→ **MATERIAL PROVIDED**
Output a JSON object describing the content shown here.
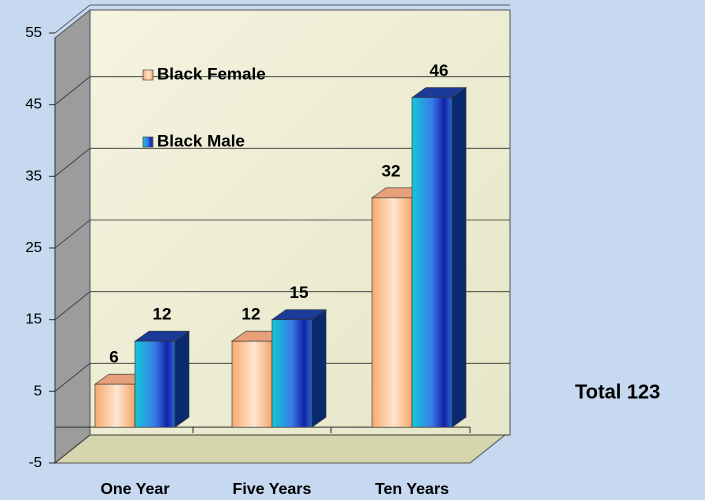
{
  "chart_data": {
    "type": "bar",
    "categories": [
      "One Year",
      "Five Years",
      "Ten Years"
    ],
    "series": [
      {
        "name": "Black Female",
        "color": "#f9b98a",
        "values": [
          6,
          12,
          32
        ]
      },
      {
        "name": "Black Male",
        "color": "#1cb8e0",
        "values": [
          12,
          15,
          46
        ]
      }
    ],
    "ylim": [
      -5,
      55
    ],
    "yticks": [
      -5,
      5,
      15,
      25,
      35,
      45,
      55
    ],
    "grid": true,
    "annotation": "Total 123"
  }
}
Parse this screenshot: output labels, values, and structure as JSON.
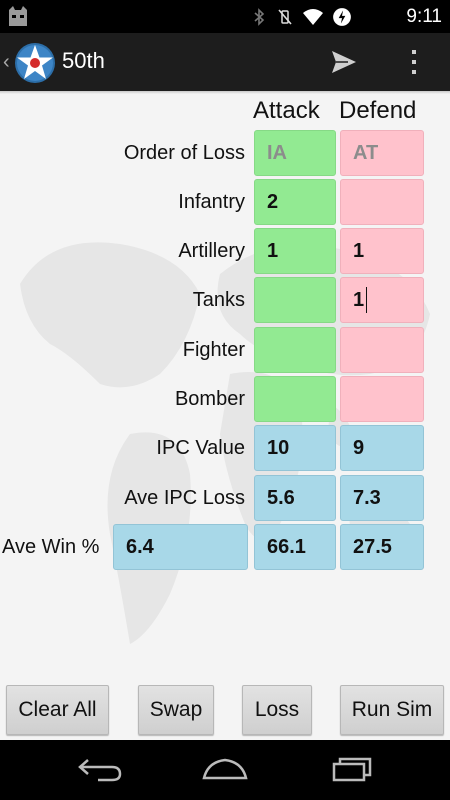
{
  "status_bar": {
    "time": "9:11",
    "icons": [
      "cyanogen-cat-icon",
      "bluetooth-icon",
      "vibrate-off-icon",
      "wifi-icon",
      "sync-icon"
    ]
  },
  "action_bar": {
    "title": "50th",
    "icons": [
      "back-chevron-icon",
      "app-logo-icon",
      "send-icon",
      "overflow-menu-icon"
    ]
  },
  "headers": {
    "attack": "Attack",
    "defend": "Defend"
  },
  "rows": [
    {
      "label": "Order of Loss",
      "attack": "IA",
      "defend": "AT",
      "attack_placeholder": true,
      "defend_placeholder": true
    },
    {
      "label": "Infantry",
      "attack": "2",
      "defend": ""
    },
    {
      "label": "Artillery",
      "attack": "1",
      "defend": "1"
    },
    {
      "label": "Tanks",
      "attack": "",
      "defend": "1"
    },
    {
      "label": "Fighter",
      "attack": "",
      "defend": ""
    },
    {
      "label": "Bomber",
      "attack": "",
      "defend": ""
    }
  ],
  "ipc_value": {
    "label": "IPC Value",
    "attack": "10",
    "defend": "9"
  },
  "ave_ipc_loss": {
    "label": "Ave IPC Loss",
    "attack": "5.6",
    "defend": "7.3"
  },
  "ave_win": {
    "label": "Ave Win %",
    "draw": "6.4",
    "attack": "66.1",
    "defend": "27.5"
  },
  "buttons": {
    "clear_all": "Clear All",
    "swap": "Swap",
    "loss": "Loss",
    "run_sim": "Run Sim"
  },
  "colors": {
    "attack": "#92ea92",
    "defend": "#ffc2cc",
    "result": "#a8d8e8",
    "action_bar": "#1d1d1d"
  },
  "nav_icons": [
    "back-icon",
    "home-icon",
    "recent-apps-icon"
  ]
}
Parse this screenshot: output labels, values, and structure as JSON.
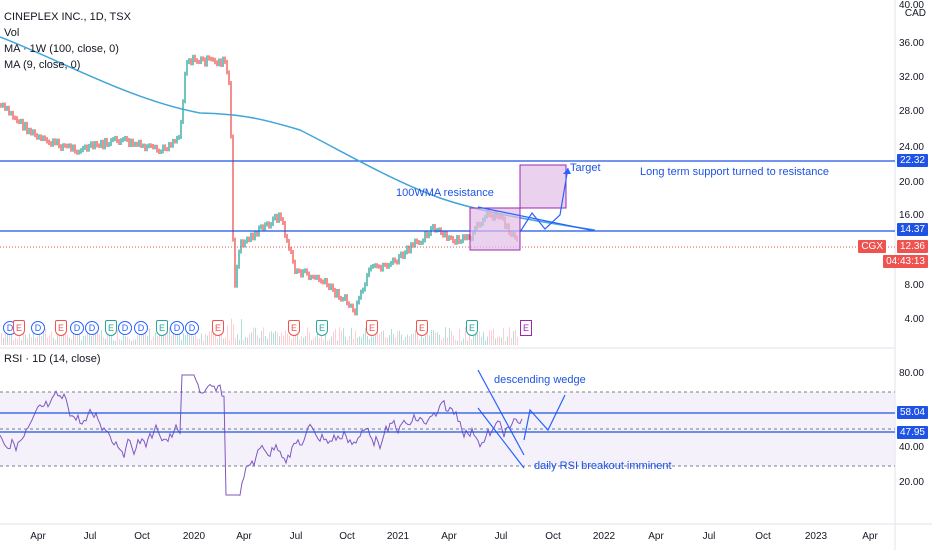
{
  "legend": {
    "symbol": "CINEPLEX INC., 1D, TSX",
    "volume": "Vol",
    "ma1": "MA · 1W (100, close, 0)",
    "ma2": "MA (9, close, 0)",
    "rsi": "RSI · 1D (14, close)"
  },
  "currency": "CAD",
  "price_scale": [
    "40.00",
    "36.00",
    "32.00",
    "28.00",
    "24.00",
    "20.00",
    "16.00",
    "8.00",
    "4.00"
  ],
  "rsi_scale": [
    "80.00",
    "40.00",
    "20.00"
  ],
  "price_tags": {
    "resistance": "22.32",
    "support": "14.37",
    "ticker": "CGX",
    "last": "12.36",
    "countdown": "04:43:13",
    "rsi_upper": "58.04",
    "rsi_lower": "47.95"
  },
  "x_axis": [
    "Apr",
    "Jul",
    "Oct",
    "2020",
    "Apr",
    "Jul",
    "Oct",
    "2021",
    "Apr",
    "Jul",
    "Oct",
    "2022",
    "Apr",
    "Jul",
    "Oct",
    "2023",
    "Apr"
  ],
  "annotations": {
    "target": "Target",
    "long_term": "Long term support turned to resistance",
    "wma": "100WMA resistance",
    "wedge": "descending wedge",
    "breakout": "daily RSI breakout imminent"
  },
  "colors": {
    "blue_line": "#1e53e5",
    "ma_line": "#42a5d9",
    "candle_up": "#26a69a",
    "candle_down": "#ef5350",
    "rsi_line": "#7e57c2",
    "rsi_band": "#ede7f6",
    "box": "#e1bee7",
    "last_tag": "#ef5350"
  },
  "chart_data": {
    "type": "candlestick",
    "price_ylim": [
      2,
      40
    ],
    "horizontal_levels": [
      22.32,
      14.37
    ],
    "last_price": 12.36,
    "rsi_levels": [
      58.04,
      47.95
    ]
  }
}
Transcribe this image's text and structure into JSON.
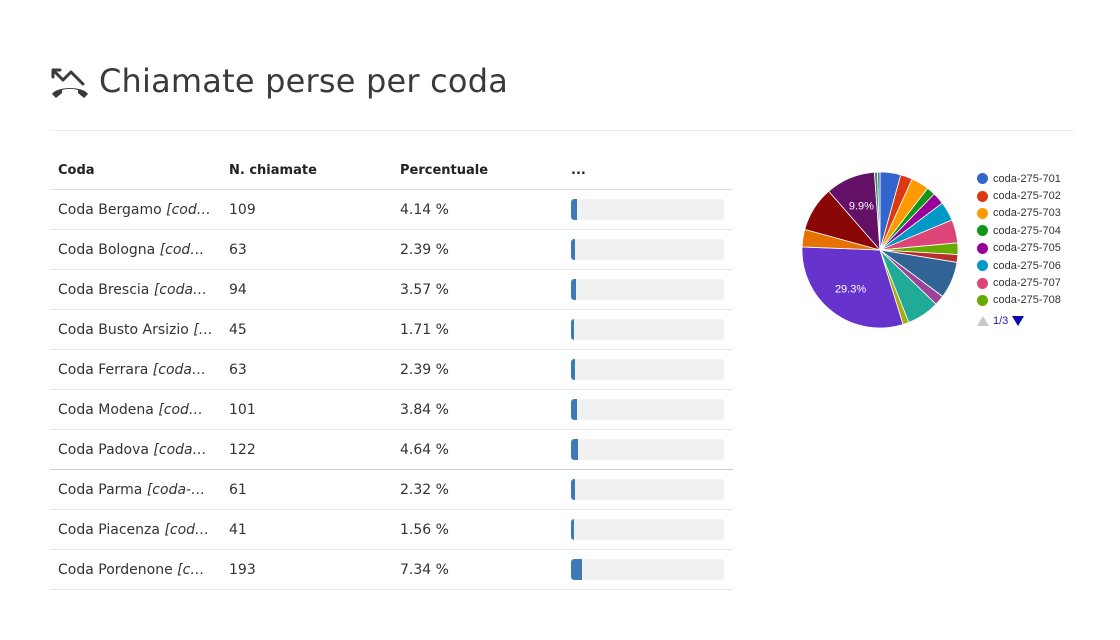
{
  "header": {
    "title": "Chiamate perse per coda",
    "icon": "missed-call-icon"
  },
  "table": {
    "columns": [
      "Coda",
      "N. chiamate",
      "Percentuale",
      "..."
    ],
    "rows": [
      {
        "name": "Coda Bergamo",
        "name_suffix": "[cod…",
        "count": "109",
        "percent": "4.14 %",
        "bar": 0.0414
      },
      {
        "name": "Coda Bologna",
        "name_suffix": "[cod…",
        "count": "63",
        "percent": "2.39 %",
        "bar": 0.0239
      },
      {
        "name": "Coda Brescia",
        "name_suffix": "[coda…",
        "count": "94",
        "percent": "3.57 %",
        "bar": 0.0357
      },
      {
        "name": "Coda Busto Arsizio",
        "name_suffix": "[…",
        "count": "45",
        "percent": "1.71 %",
        "bar": 0.0171
      },
      {
        "name": "Coda Ferrara",
        "name_suffix": "[coda…",
        "count": "63",
        "percent": "2.39 %",
        "bar": 0.0239
      },
      {
        "name": "Coda Modena",
        "name_suffix": "[cod…",
        "count": "101",
        "percent": "3.84 %",
        "bar": 0.0384
      },
      {
        "name": "Coda Padova",
        "name_suffix": "[coda…",
        "count": "122",
        "percent": "4.64 %",
        "bar": 0.0464
      },
      {
        "name": "Coda Parma",
        "name_suffix": "[coda-…",
        "count": "61",
        "percent": "2.32 %",
        "bar": 0.0232
      },
      {
        "name": "Coda Piacenza",
        "name_suffix": "[cod…",
        "count": "41",
        "percent": "1.56 %",
        "bar": 0.0156
      },
      {
        "name": "Coda Pordenone",
        "name_suffix": "[c…",
        "count": "193",
        "percent": "7.34 %",
        "bar": 0.0734
      }
    ]
  },
  "pie": {
    "labels": {
      "big": "29.3%",
      "medium": "9.9%"
    },
    "slices": [
      {
        "value": 4.14,
        "color": "#3366cc"
      },
      {
        "value": 2.39,
        "color": "#dc3912"
      },
      {
        "value": 3.57,
        "color": "#ff9900"
      },
      {
        "value": 1.71,
        "color": "#109618"
      },
      {
        "value": 2.39,
        "color": "#990099"
      },
      {
        "value": 3.84,
        "color": "#0099c6"
      },
      {
        "value": 4.64,
        "color": "#dd4477"
      },
      {
        "value": 2.32,
        "color": "#66aa00"
      },
      {
        "value": 1.56,
        "color": "#b82e2e"
      },
      {
        "value": 7.34,
        "color": "#316395"
      },
      {
        "value": 2.0,
        "color": "#994499"
      },
      {
        "value": 6.5,
        "color": "#22aa99"
      },
      {
        "value": 1.2,
        "color": "#aaaa11"
      },
      {
        "value": 29.3,
        "color": "#6633cc"
      },
      {
        "value": 3.5,
        "color": "#e67300"
      },
      {
        "value": 9.0,
        "color": "#8b0707"
      },
      {
        "value": 9.9,
        "color": "#651067"
      },
      {
        "value": 0.6,
        "color": "#329262"
      },
      {
        "value": 0.5,
        "color": "#5574a6"
      }
    ]
  },
  "legend": {
    "items": [
      {
        "label": "coda-275-701",
        "color": "#3366cc"
      },
      {
        "label": "coda-275-702",
        "color": "#dc3912"
      },
      {
        "label": "coda-275-703",
        "color": "#ff9900"
      },
      {
        "label": "coda-275-704",
        "color": "#109618"
      },
      {
        "label": "coda-275-705",
        "color": "#990099"
      },
      {
        "label": "coda-275-706",
        "color": "#0099c6"
      },
      {
        "label": "coda-275-707",
        "color": "#dd4477"
      },
      {
        "label": "coda-275-708",
        "color": "#66aa00"
      }
    ],
    "page": "1/3"
  }
}
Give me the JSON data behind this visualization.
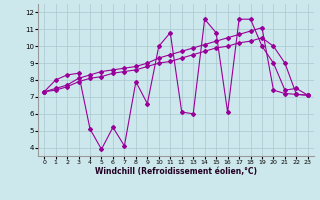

→ **PROBLEM DESCRIPTION**
Say how many lines of the data hold the string "support". Reply with the number alone.

→ **FINAL RESULT**
2